> [Objective]
Skip all pictures, then print the remaining material exactly.

Dataset items
----

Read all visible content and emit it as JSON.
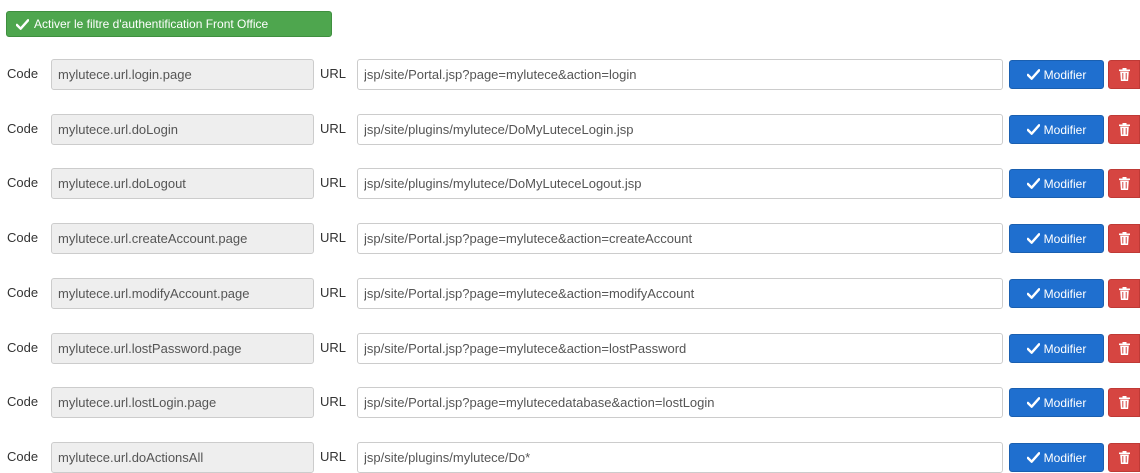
{
  "toolbar": {
    "activate_filter_label": "Activer le filtre d'authentification Front Office",
    "activate_icon": "check-icon"
  },
  "labels": {
    "code": "Code",
    "url": "URL"
  },
  "buttons": {
    "modify_label": "Modifier",
    "modify_icon": "check-icon",
    "delete_icon": "trash-icon"
  },
  "colors": {
    "success_green": "#4ea64e",
    "primary_blue": "#1f6fcf",
    "danger_red": "#d64541"
  },
  "rows": [
    {
      "code": "mylutece.url.login.page",
      "url": "jsp/site/Portal.jsp?page=mylutece&action=login"
    },
    {
      "code": "mylutece.url.doLogin",
      "url": "jsp/site/plugins/mylutece/DoMyLuteceLogin.jsp"
    },
    {
      "code": "mylutece.url.doLogout",
      "url": "jsp/site/plugins/mylutece/DoMyLuteceLogout.jsp"
    },
    {
      "code": "mylutece.url.createAccount.page",
      "url": "jsp/site/Portal.jsp?page=mylutece&action=createAccount"
    },
    {
      "code": "mylutece.url.modifyAccount.page",
      "url": "jsp/site/Portal.jsp?page=mylutece&action=modifyAccount"
    },
    {
      "code": "mylutece.url.lostPassword.page",
      "url": "jsp/site/Portal.jsp?page=mylutece&action=lostPassword"
    },
    {
      "code": "mylutece.url.lostLogin.page",
      "url": "jsp/site/Portal.jsp?page=mylutecedatabase&action=lostLogin"
    },
    {
      "code": "mylutece.url.doActionsAll",
      "url": "jsp/site/plugins/mylutece/Do*"
    }
  ]
}
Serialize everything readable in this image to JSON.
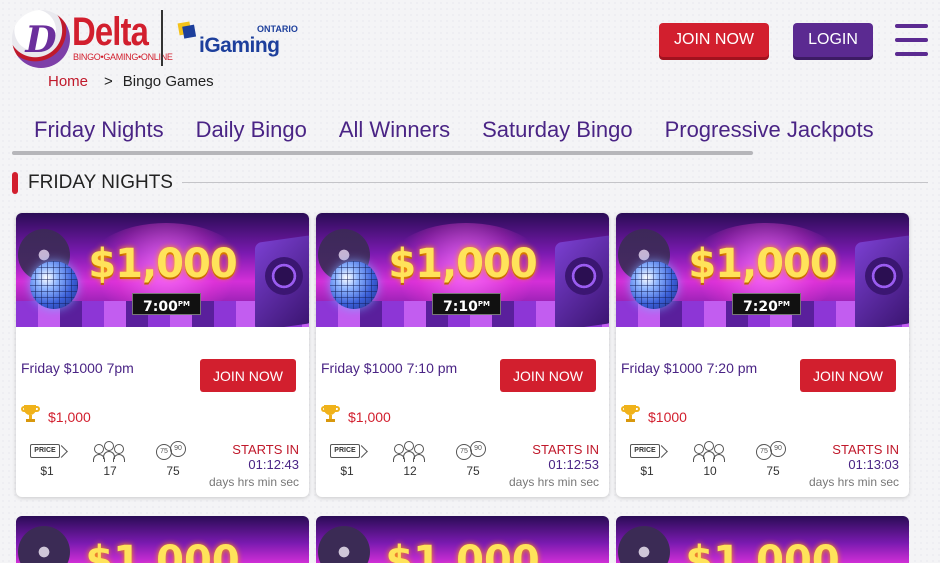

----

> [Response to the task]
Read all visible content and emit it as JSON.
{
  "toolbar": {
    "activate_filter_label": "Activer le filtre d'authentification Front Office",
    "activate_icon": "check-icon"
  },
  "labels": {
    "code": "Code",
    "url": "URL"
  },
  "buttons": {
    "modify_label": "Modifier",
    "modify_icon": "check-icon",
    "delete_icon": "trash-icon"
  },
  "colors": {
    "success_green": "#4ea64e",
    "primary_blue": "#1f6fcf",
    "danger_red": "#d64541"
  },
  "rows": [
    {
      "code": "mylutece.url.login.page",
      "url": "jsp/site/Portal.jsp?page=mylutece&action=login"
    },
    {
      "code": "mylutece.url.doLogin",
      "url": "jsp/site/plugins/mylutece/DoMyLuteceLogin.jsp"
    },
    {
      "code": "mylutece.url.doLogout",
      "url": "jsp/site/plugins/mylutece/DoMyLuteceLogout.jsp"
    },
    {
      "code": "mylutece.url.createAccount.page",
      "url": "jsp/site/Portal.jsp?page=mylutece&action=createAccount"
    },
    {
      "code": "mylutece.url.modifyAccount.page",
      "url": "jsp/site/Portal.jsp?page=mylutece&action=modifyAccount"
    },
    {
      "code": "mylutece.url.lostPassword.page",
      "url": "jsp/site/Portal.jsp?page=mylutece&action=lostPassword"
    },
    {
      "code": "mylutece.url.lostLogin.page",
      "url": "jsp/site/Portal.jsp?page=mylutecedatabase&action=lostLogin"
    },
    {
      "code": "mylutece.url.doActionsAll",
      "url": "jsp/site/plugins/mylutece/Do*"
    }
  ]
}
Serialize everything readable in this image to JSON.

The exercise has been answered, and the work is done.